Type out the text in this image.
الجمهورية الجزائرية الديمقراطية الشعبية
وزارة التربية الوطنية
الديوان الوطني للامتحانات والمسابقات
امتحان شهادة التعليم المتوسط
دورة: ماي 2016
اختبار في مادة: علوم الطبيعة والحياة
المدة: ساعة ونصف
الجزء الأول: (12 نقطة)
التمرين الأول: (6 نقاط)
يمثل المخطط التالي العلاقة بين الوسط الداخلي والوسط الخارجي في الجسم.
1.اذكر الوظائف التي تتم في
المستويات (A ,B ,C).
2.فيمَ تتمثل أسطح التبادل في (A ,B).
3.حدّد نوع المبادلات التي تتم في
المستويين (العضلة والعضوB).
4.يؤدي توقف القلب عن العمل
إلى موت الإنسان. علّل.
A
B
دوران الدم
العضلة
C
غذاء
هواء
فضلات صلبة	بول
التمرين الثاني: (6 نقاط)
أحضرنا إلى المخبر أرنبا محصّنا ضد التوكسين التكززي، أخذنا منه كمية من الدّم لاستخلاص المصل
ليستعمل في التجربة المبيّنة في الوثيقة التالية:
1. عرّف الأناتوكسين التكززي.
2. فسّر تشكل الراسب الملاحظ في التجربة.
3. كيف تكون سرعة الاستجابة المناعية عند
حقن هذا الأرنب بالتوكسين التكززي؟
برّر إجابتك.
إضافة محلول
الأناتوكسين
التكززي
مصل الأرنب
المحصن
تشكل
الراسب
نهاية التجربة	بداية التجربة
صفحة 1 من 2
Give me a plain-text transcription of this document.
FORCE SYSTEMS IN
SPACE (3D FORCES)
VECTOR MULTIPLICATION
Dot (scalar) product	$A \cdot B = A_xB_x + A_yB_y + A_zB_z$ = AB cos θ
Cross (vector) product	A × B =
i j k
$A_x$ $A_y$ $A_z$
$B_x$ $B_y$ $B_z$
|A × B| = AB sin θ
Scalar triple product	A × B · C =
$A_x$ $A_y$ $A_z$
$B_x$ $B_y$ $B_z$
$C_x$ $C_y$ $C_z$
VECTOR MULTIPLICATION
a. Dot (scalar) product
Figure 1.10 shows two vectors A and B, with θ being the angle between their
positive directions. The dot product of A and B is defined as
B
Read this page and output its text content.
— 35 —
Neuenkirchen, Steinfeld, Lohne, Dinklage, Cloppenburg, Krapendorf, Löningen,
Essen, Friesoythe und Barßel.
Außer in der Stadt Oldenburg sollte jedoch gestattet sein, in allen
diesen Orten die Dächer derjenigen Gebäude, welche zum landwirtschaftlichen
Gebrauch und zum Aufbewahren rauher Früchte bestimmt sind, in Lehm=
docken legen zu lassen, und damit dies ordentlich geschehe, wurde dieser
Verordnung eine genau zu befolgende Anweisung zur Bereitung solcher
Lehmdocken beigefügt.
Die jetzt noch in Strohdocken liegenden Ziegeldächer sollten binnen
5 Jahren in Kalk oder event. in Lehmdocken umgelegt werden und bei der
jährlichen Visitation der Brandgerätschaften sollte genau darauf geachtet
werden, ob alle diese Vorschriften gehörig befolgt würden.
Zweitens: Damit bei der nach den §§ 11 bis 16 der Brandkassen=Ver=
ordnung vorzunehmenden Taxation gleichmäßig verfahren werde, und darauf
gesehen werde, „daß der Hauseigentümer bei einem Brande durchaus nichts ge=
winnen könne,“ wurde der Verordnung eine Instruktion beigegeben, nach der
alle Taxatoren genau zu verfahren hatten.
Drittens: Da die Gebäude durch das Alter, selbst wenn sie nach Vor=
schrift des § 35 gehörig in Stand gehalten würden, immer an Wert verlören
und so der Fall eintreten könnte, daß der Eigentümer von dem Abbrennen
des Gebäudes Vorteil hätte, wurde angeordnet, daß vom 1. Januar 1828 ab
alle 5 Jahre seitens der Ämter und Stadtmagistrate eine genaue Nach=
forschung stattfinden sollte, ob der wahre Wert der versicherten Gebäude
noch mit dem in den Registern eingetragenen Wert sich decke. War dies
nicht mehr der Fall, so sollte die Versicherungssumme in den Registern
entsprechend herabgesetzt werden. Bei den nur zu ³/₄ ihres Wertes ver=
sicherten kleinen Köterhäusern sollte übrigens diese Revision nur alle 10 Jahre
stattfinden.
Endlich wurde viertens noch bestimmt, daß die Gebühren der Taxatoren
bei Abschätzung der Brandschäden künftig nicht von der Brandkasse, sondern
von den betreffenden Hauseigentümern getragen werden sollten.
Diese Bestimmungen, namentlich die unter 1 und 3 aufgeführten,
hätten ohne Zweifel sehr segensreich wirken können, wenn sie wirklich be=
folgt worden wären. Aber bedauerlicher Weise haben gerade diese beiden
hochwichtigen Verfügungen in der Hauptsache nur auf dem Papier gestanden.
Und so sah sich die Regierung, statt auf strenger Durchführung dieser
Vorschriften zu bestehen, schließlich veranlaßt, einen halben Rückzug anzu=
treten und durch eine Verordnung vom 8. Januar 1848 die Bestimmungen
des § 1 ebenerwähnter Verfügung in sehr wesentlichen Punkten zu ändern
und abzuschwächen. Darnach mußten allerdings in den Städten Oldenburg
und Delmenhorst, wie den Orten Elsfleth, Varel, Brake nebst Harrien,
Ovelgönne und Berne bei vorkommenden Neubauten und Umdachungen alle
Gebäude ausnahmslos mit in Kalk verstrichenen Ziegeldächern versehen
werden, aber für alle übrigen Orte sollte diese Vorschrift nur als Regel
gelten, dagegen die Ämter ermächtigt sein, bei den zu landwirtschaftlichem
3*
***
Retype every entry word for word.

## Task solution
Type out the text in this image.
الجمهورية الجزائرية الديمقراطية الشعبية
وزارة التربية الوطنية
الديوان الوطني للامتحانات والمسابقات
امتحان شهادة التعليم المتوسط
دورة: ماي 2016
اختبار في مادة: علوم الطبيعة والحياة
المدة: ساعة ونصف
الجزء الأول: (12 نقطة)
التمرين الأول: (6 نقاط)
يمثل المخطط التالي العلاقة بين الوسط الداخلي والوسط الخارجي في الجسم.
1.اذكر الوظائف التي تتم في
المستويات (A ,B ,C).
2.فيمَ تتمثل أسطح التبادل في (A ,B).
3.حدّد نوع المبادلات التي تتم في
المستويين (العضلة والعضوB).
4.يؤدي توقف القلب عن العمل
إلى موت الإنسان. علّل.
A
B
دوران الدم
العضلة
C
غذاء
هواء
فضلات صلبة	بول
التمرين الثاني: (6 نقاط)
أحضرنا إلى المخبر أرنبا محصّنا ضد التوكسين التكززي، أخذنا منه كمية من الدّم لاستخلاص المصل
ليستعمل في التجربة المبيّنة في الوثيقة التالية:
1. عرّف الأناتوكسين التكززي.
2. فسّر تشكل الراسب الملاحظ في التجربة.
3. كيف تكون سرعة الاستجابة المناعية عند
حقن هذا الأرنب بالتوكسين التكززي؟
برّر إجابتك.
إضافة محلول
الأناتوكسين
التكززي
مصل الأرنب
المحصن
تشكل
الراسب
نهاية التجربة	بداية التجربة
صفحة 1 من 2
Give me a plain-text transcription of this document.
FORCE SYSTEMS IN
SPACE (3D FORCES)
VECTOR MULTIPLICATION
Dot (scalar) product	$A \cdot B = A_xB_x + A_yB_y + A_zB_z$ = AB cos θ
Cross (vector) product	A × B =
i j k
$A_x$ $A_y$ $A_z$
$B_x$ $B_y$ $B_z$
|A × B| = AB sin θ
Scalar triple product	A × B · C =
$A_x$ $A_y$ $A_z$
$B_x$ $B_y$ $B_z$
$C_x$ $C_y$ $C_z$
VECTOR MULTIPLICATION
a. Dot (scalar) product
Figure 1.10 shows two vectors A and B, with θ being the angle between their
positive directions. The dot product of A and B is defined as
B
Read this page and output its text content.
— 35 —
Neuenkirchen, Steinfeld, Lohne, Dinklage, Cloppenburg, Krapendorf, Löningen,
Essen, Friesoythe und Barßel.
Außer in der Stadt Oldenburg sollte jedoch gestattet sein, in allen
diesen Orten die Dächer derjenigen Gebäude, welche zum landwirtschaftlichen
Gebrauch und zum Aufbewahren rauher Früchte bestimmt sind, in Lehm=
docken legen zu lassen, und damit dies ordentlich geschehe, wurde dieser
Verordnung eine genau zu befolgende Anweisung zur Bereitung solcher
Lehmdocken beigefügt.
Die jetzt noch in Strohdocken liegenden Ziegeldächer sollten binnen
5 Jahren in Kalk oder event. in Lehmdocken umgelegt werden und bei der
jährlichen Visitation der Brandgerätschaften sollte genau darauf geachtet
werden, ob alle diese Vorschriften gehörig befolgt würden.
Zweitens: Damit bei der nach den §§ 11 bis 16 der Brandkassen=Ver=
ordnung vorzunehmenden Taxation gleichmäßig verfahren werde, und darauf
gesehen werde, „daß der Hauseigentümer bei einem Brande durchaus nichts ge=
winnen könne,“ wurde der Verordnung eine Instruktion beigegeben, nach der
alle Taxatoren genau zu verfahren hatten.
Drittens: Da die Gebäude durch das Alter, selbst wenn sie nach Vor=
schrift des § 35 gehörig in Stand gehalten würden, immer an Wert verlören
und so der Fall eintreten könnte, daß der Eigentümer von dem Abbrennen
des Gebäudes Vorteil hätte, wurde angeordnet, daß vom 1. Januar 1828 ab
alle 5 Jahre seitens der Ämter und Stadtmagistrate eine genaue Nach=
forschung stattfinden sollte, ob der wahre Wert der versicherten Gebäude
noch mit dem in den Registern eingetragenen Wert sich decke. War dies
nicht mehr der Fall, so sollte die Versicherungssumme in den Registern
entsprechend herabgesetzt werden. Bei den nur zu ³/₄ ihres Wertes ver=
sicherten kleinen Köterhäusern sollte übrigens diese Revision nur alle 10 Jahre
stattfinden.
Endlich wurde viertens noch bestimmt, daß die Gebühren der Taxatoren
bei Abschätzung der Brandschäden künftig nicht von der Brandkasse, sondern
von den betreffenden Hauseigentümern getragen werden sollten.
Diese Bestimmungen, namentlich die unter 1 und 3 aufgeführten,
hätten ohne Zweifel sehr segensreich wirken können, wenn sie wirklich be=
folgt worden wären. Aber bedauerlicher Weise haben gerade diese beiden
hochwichtigen Verfügungen in der Hauptsache nur auf dem Papier gestanden.
Und so sah sich die Regierung, statt auf strenger Durchführung dieser
Vorschriften zu bestehen, schließlich veranlaßt, einen halben Rückzug anzu=
treten und durch eine Verordnung vom 8. Januar 1848 die Bestimmungen
des § 1 ebenerwähnter Verfügung in sehr wesentlichen Punkten zu ändern
und abzuschwächen. Darnach mußten allerdings in den Städten Oldenburg
und Delmenhorst, wie den Orten Elsfleth, Varel, Brake nebst Harrien,
Ovelgönne und Berne bei vorkommenden Neubauten und Umdachungen alle
Gebäude ausnahmslos mit in Kalk verstrichenen Ziegeldächern versehen
werden, aber für alle übrigen Orte sollte diese Vorschrift nur als Regel
gelten, dagegen die Ämter ermächtigt sein, bei den zu landwirtschaftlichem
3*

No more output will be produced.